» **Data to use**:
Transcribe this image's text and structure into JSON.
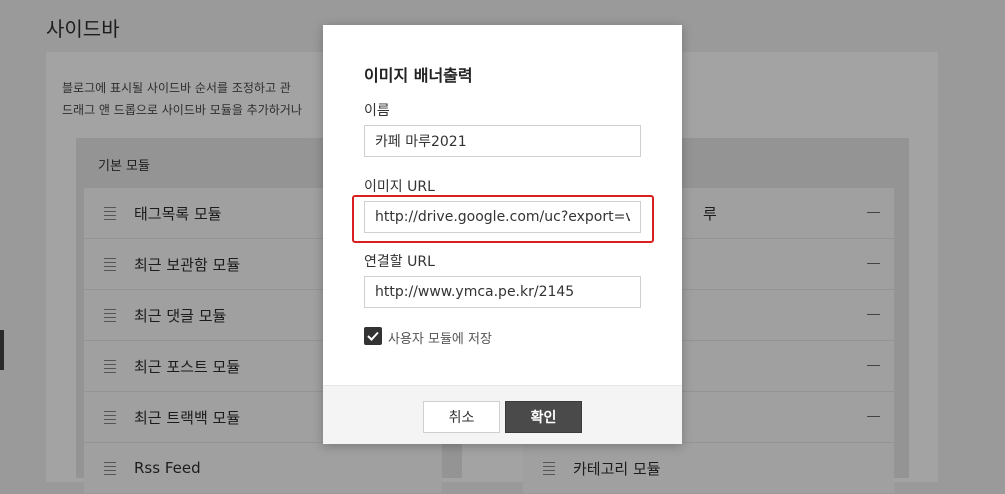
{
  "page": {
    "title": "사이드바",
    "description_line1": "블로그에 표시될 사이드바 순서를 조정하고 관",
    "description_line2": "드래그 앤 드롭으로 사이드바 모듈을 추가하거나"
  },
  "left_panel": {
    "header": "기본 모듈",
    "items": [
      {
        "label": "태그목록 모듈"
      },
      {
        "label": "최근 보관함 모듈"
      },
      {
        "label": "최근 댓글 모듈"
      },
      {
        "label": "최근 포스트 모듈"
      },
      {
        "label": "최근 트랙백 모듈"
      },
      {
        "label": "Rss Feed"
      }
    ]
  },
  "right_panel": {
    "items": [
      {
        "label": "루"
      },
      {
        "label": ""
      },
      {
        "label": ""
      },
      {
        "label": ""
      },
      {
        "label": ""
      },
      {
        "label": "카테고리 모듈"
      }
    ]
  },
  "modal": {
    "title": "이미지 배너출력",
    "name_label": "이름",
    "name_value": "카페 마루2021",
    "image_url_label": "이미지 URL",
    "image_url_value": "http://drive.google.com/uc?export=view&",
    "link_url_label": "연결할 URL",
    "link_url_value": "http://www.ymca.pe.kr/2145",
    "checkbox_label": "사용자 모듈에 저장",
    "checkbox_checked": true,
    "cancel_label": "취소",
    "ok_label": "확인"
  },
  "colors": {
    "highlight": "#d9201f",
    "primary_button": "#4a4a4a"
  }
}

» **To do**:
Copy every record above exactly, leaving out the pictures.

» **Answer to the problem**:
Transcribe this image's text and structure into JSON.
{
  "page": {
    "title": "사이드바",
    "description_line1": "블로그에 표시될 사이드바 순서를 조정하고 관",
    "description_line2": "드래그 앤 드롭으로 사이드바 모듈을 추가하거나"
  },
  "left_panel": {
    "header": "기본 모듈",
    "items": [
      {
        "label": "태그목록 모듈"
      },
      {
        "label": "최근 보관함 모듈"
      },
      {
        "label": "최근 댓글 모듈"
      },
      {
        "label": "최근 포스트 모듈"
      },
      {
        "label": "최근 트랙백 모듈"
      },
      {
        "label": "Rss Feed"
      }
    ]
  },
  "right_panel": {
    "items": [
      {
        "label": "루"
      },
      {
        "label": ""
      },
      {
        "label": ""
      },
      {
        "label": ""
      },
      {
        "label": ""
      },
      {
        "label": "카테고리 모듈"
      }
    ]
  },
  "modal": {
    "title": "이미지 배너출력",
    "name_label": "이름",
    "name_value": "카페 마루2021",
    "image_url_label": "이미지 URL",
    "image_url_value": "http://drive.google.com/uc?export=view&",
    "link_url_label": "연결할 URL",
    "link_url_value": "http://www.ymca.pe.kr/2145",
    "checkbox_label": "사용자 모듈에 저장",
    "checkbox_checked": true,
    "cancel_label": "취소",
    "ok_label": "확인"
  },
  "colors": {
    "highlight": "#d9201f",
    "primary_button": "#4a4a4a"
  }
}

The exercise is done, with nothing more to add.